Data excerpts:
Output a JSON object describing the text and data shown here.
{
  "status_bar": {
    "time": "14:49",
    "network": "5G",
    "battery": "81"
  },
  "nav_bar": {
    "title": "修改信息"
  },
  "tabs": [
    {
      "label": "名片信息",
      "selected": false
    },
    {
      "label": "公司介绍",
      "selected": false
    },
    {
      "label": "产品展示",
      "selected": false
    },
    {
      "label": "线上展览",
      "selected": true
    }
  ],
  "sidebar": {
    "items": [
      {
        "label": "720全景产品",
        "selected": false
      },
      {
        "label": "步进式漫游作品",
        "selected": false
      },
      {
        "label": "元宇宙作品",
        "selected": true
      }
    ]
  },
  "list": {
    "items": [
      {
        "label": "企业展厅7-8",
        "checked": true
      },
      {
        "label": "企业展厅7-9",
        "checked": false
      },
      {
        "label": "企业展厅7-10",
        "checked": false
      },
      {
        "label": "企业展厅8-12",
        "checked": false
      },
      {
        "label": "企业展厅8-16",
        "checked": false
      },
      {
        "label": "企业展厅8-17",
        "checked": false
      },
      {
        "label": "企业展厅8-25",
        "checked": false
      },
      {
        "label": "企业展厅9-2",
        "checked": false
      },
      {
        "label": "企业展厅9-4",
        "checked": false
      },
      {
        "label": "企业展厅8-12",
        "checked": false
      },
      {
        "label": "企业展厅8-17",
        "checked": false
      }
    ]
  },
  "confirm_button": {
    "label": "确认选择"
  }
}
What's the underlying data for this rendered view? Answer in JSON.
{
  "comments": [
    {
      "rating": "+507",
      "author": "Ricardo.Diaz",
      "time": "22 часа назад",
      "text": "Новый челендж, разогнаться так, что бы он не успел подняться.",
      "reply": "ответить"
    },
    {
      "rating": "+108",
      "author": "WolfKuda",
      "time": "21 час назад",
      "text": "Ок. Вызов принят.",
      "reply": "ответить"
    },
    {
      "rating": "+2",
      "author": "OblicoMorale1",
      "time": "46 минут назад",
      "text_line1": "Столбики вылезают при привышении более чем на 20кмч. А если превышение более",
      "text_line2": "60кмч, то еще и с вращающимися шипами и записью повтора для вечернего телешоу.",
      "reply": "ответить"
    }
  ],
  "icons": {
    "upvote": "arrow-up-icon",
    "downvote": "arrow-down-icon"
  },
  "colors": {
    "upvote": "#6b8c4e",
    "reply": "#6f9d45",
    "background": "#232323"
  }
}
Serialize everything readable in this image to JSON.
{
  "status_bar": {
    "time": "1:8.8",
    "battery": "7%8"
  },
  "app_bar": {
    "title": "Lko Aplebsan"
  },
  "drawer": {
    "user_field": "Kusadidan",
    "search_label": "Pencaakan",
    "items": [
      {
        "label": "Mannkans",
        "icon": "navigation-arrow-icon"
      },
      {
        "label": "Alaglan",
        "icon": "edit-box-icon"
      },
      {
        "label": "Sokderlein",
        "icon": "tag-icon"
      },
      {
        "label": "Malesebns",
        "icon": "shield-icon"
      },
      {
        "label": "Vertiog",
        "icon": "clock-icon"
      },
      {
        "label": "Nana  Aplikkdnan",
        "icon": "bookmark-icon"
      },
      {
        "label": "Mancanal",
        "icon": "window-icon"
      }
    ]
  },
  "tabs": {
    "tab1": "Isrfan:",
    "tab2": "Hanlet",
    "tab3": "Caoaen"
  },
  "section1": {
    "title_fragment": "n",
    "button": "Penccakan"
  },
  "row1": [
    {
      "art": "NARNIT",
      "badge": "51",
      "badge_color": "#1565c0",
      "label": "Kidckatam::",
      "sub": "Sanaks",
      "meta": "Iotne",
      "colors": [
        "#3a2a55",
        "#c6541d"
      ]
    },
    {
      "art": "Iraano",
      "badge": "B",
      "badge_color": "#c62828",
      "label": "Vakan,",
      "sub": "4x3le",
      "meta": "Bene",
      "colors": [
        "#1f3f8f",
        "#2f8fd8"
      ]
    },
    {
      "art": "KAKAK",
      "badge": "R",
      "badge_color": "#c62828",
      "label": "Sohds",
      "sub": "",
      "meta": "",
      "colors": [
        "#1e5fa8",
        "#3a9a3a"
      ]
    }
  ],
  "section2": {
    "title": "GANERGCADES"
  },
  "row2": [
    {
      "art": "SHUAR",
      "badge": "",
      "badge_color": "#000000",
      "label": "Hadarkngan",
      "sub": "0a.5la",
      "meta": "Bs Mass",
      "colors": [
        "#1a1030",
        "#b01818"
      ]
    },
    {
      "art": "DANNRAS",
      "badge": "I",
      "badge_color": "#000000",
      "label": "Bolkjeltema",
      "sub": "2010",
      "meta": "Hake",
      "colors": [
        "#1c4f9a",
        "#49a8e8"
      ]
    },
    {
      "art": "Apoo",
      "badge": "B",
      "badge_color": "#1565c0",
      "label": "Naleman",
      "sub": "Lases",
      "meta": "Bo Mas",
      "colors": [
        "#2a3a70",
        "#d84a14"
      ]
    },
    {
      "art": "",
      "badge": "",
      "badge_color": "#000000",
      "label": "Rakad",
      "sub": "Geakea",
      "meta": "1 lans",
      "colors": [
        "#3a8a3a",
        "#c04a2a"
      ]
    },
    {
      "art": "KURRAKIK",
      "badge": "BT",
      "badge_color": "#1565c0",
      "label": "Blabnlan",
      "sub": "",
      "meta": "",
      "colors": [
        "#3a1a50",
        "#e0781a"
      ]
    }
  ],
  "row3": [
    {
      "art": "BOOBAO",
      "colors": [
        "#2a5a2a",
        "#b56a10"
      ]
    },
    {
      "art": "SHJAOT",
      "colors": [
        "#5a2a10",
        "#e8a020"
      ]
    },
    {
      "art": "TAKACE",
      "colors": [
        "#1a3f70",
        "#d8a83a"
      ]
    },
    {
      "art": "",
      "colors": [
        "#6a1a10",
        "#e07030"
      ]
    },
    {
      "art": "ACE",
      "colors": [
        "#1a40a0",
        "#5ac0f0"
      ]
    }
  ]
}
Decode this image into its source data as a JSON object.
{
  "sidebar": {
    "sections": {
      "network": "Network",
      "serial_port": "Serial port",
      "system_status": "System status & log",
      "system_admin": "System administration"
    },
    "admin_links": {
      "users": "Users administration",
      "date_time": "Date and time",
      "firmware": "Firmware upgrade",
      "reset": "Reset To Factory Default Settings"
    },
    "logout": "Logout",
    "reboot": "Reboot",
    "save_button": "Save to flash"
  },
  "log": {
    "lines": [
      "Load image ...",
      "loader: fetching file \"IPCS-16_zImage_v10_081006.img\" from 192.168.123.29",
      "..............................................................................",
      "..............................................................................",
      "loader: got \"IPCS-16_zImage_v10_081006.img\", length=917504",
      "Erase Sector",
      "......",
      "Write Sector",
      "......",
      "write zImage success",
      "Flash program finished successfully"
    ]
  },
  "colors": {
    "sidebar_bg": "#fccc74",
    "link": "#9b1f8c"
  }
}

- [Short exercise]: Pick out every line with the string "IPCS" and copy it.

- [Task solution]:
      "loader: fetching file \"IPCS-16_zImage_v10_081006.img\" from 192.168.123.29",
      "loader: got \"IPCS-16_zImage_v10_081006.img\", length=917504",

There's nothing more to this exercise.